→ Page text
However, capital market theory also stipulates that even investors who are willing to accept the highest levels of risk should use the risk-free asset in their portfolios. The risk-free asset’s value in a portfolio stems from the fact that its returns are completely uncorrelated with those of risky assets.
Capital market theory further shows that the capital allocation line created by combining the risk-free asset with a portfolio of risky assets allows for portfolios that dominate those on efficient frontier for all levels of risk tolerance. An investor’s optimal portfolio of risky assets is the one on the CAL that intersects with their indifference curve. All else equal, investors prefer a steeper CAL for a given risk-free rate because this maximizes their expected return for their level of risk tolerance.
Capital market theory assumes homogeneity of expectations, meaning that all investor have the same economic expectations about investment characteristics such as prices, cash flows, and discount rates for all assets. If this assumption holds, all investors will conduct the same analysis, which should produce the same optimal portfolios of risky assets.
In reality, this assumption does not hold. However, if we accept market prices as proxies for the valuations that would exist under homogenous expectations, it is possible to use these as the basis for asset weights in a market portfolio that is the optimal portfolio of risky assets for all investors.
Active investors believe that various market inefficiencies cause assets to trade at prices that do not reflect their true value.
Overweighted the undervalued and sold short the overvalued.
The “market” portfolio includes all risky assets. In theory, this can includes anything that has value, such as traditional assets (e.g., stocks), alternative assets (e.g., real estate), and even intangible assets (e.g., human capital). In practice, investors limit their definition of the market portfolio to include assets that are valuable, tradable, and investable. For example, a stock that is listed on a local exchange with prohibitions on trading by foreigners would be considered valuable and tradable, but not investable.

→ Exercise task 1
Reproduce everything from "Capital market theory assumes" down to "short the overvalued." in the capital market theory text, word for word.

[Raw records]
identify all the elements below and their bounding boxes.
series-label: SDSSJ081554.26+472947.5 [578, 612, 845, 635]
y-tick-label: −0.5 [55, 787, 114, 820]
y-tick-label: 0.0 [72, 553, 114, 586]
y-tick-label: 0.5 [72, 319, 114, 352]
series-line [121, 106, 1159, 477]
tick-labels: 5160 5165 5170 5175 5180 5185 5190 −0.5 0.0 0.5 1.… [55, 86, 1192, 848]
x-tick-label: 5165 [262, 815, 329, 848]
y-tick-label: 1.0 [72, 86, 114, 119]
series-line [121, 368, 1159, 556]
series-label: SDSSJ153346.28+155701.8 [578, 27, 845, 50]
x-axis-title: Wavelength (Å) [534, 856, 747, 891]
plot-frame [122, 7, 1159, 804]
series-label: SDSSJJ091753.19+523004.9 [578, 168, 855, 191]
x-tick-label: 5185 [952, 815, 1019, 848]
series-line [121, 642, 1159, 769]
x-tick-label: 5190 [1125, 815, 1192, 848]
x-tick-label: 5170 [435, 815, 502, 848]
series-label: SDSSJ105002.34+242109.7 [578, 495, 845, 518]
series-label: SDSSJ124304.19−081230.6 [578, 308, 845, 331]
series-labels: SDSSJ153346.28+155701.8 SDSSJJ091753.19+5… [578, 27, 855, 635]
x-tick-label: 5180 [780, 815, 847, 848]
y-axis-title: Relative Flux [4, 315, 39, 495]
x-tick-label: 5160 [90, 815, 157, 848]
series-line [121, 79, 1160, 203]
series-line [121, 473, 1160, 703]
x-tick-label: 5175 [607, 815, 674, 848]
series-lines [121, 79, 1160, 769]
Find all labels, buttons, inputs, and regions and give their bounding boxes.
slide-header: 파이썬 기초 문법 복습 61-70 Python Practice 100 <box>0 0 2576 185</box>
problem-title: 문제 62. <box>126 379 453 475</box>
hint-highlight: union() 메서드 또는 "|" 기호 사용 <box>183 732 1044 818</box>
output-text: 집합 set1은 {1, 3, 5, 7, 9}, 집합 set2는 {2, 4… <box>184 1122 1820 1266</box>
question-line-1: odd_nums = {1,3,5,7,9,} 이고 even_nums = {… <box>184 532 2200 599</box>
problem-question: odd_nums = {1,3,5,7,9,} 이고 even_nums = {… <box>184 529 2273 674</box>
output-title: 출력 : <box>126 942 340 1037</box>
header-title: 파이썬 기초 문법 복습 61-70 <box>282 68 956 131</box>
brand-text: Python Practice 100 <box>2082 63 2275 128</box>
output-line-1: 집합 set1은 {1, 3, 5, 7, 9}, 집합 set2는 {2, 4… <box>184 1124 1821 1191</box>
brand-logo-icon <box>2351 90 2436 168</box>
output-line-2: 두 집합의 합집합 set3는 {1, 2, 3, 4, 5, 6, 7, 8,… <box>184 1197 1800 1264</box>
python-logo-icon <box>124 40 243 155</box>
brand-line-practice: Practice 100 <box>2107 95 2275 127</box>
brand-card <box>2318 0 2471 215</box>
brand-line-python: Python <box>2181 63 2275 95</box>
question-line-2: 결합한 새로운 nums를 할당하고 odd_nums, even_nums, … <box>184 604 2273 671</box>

→ Exercise task 2
Take everything from the first line of the entries down to the line containing "header-title: 파이썬 기초", and write out only those lines again with "x-tick-label" changed to "x-axis-tick" and nothing else altered.

→ Written answer 1
Capital market theory assumes homogeneity of expectations, meaning that all investor have the same economic expectations about investment characteristics such as prices, cash flows, and discount rates for all assets. If this assumption holds, all investors will conduct the same analysis, which should produce the same optimal portfolios of risky assets.
In reality, this assumption does not hold. However, if we accept market prices as proxies for the valuations that would exist under homogenous expectations, it is possible to use these as the basis for asset weights in a market portfolio that is the optimal portfolio of risky assets for all investors.
Active investors believe that various market inefficiencies cause assets to trade at prices that do not reflect their true value.
Overweighted the undervalued and sold short the overvalued.

→ Written answer 2
identify all the elements below and their bounding boxes.
series-label: SDSSJ081554.26+472947.5 [578, 612, 845, 635]
y-tick-label: −0.5 [55, 787, 114, 820]
y-tick-label: 0.0 [72, 553, 114, 586]
y-tick-label: 0.5 [72, 319, 114, 352]
series-line [121, 106, 1159, 477]
tick-labels: 5160 5165 5170 5175 5180 5185 5190 −0.5 0.0 0.5 1.… [55, 86, 1192, 848]
x-axis-tick: 5165 [262, 815, 329, 848]
y-tick-label: 1.0 [72, 86, 114, 119]
series-line [121, 368, 1159, 556]
series-label: SDSSJ153346.28+155701.8 [578, 27, 845, 50]
x-axis-title: Wavelength (Å) [534, 856, 747, 891]
plot-frame [122, 7, 1159, 804]
series-label: SDSSJJ091753.19+523004.9 [578, 168, 855, 191]
x-axis-tick: 5185 [952, 815, 1019, 848]
series-line [121, 642, 1159, 769]
x-axis-tick: 5190 [1125, 815, 1192, 848]
x-axis-tick: 5170 [435, 815, 502, 848]
series-label: SDSSJ105002.34+242109.7 [578, 495, 845, 518]
series-label: SDSSJ124304.19−081230.6 [578, 308, 845, 331]
series-labels: SDSSJ153346.28+155701.8 SDSSJJ091753.19+5… [578, 27, 855, 635]
x-axis-tick: 5180 [780, 815, 847, 848]
y-axis-title: Relative Flux [4, 315, 39, 495]
x-axis-tick: 5160 [90, 815, 157, 848]
series-line [121, 79, 1160, 203]
series-line [121, 473, 1160, 703]
x-axis-tick: 5175 [607, 815, 674, 848]
series-lines [121, 79, 1160, 769]
Find all labels, buttons, inputs, and regions and give their bounding boxes.
slide-header: 파이썬 기초 문법 복습 61-70 Python Practice 100 <box>0 0 2576 185</box>
problem-title: 문제 62. <box>126 379 453 475</box>
hint-highlight: union() 메서드 또는 "|" 기호 사용 <box>183 732 1044 818</box>
output-text: 집합 set1은 {1, 3, 5, 7, 9}, 집합 set2는 {2, 4… <box>184 1122 1820 1266</box>
question-line-1: odd_nums = {1,3,5,7,9,} 이고 even_nums = {… <box>184 532 2200 599</box>
problem-question: odd_nums = {1,3,5,7,9,} 이고 even_nums = {… <box>184 529 2273 674</box>
output-title: 출력 : <box>126 942 340 1037</box>
header-title: 파이썬 기초 문법 복습 61-70 <box>282 68 956 131</box>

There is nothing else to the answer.